Quote every line below exactly as it reads.

---*---

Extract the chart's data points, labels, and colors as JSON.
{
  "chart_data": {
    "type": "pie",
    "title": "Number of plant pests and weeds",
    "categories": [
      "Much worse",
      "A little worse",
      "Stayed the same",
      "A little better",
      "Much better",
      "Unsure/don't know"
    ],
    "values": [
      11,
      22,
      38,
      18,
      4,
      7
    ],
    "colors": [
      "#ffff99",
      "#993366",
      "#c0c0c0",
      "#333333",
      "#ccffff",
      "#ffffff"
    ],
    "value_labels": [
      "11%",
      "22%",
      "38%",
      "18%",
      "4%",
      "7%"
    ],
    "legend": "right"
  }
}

---*---

• _Correct answer_
Extract the chart's data points, labels, and colors as JSON.
{
  "chart_data": {
    "type": "pie",
    "title": "Number of plant pests and weeds",
    "categories": [
      "Much worse",
      "A little worse",
      "Stayed the same",
      "A little better",
      "Much better",
      "Unsure/don't know"
    ],
    "values": [
      11,
      22,
      38,
      18,
      4,
      7
    ],
    "colors": [
      "#ffff99",
      "#993366",
      "#c0c0c0",
      "#333333",
      "#ccffff",
      "#ffffff"
    ],
    "value_labels": [
      "11%",
      "22%",
      "38%",
      "18%",
      "4%",
      "7%"
    ],
    "legend": "right"
  }
}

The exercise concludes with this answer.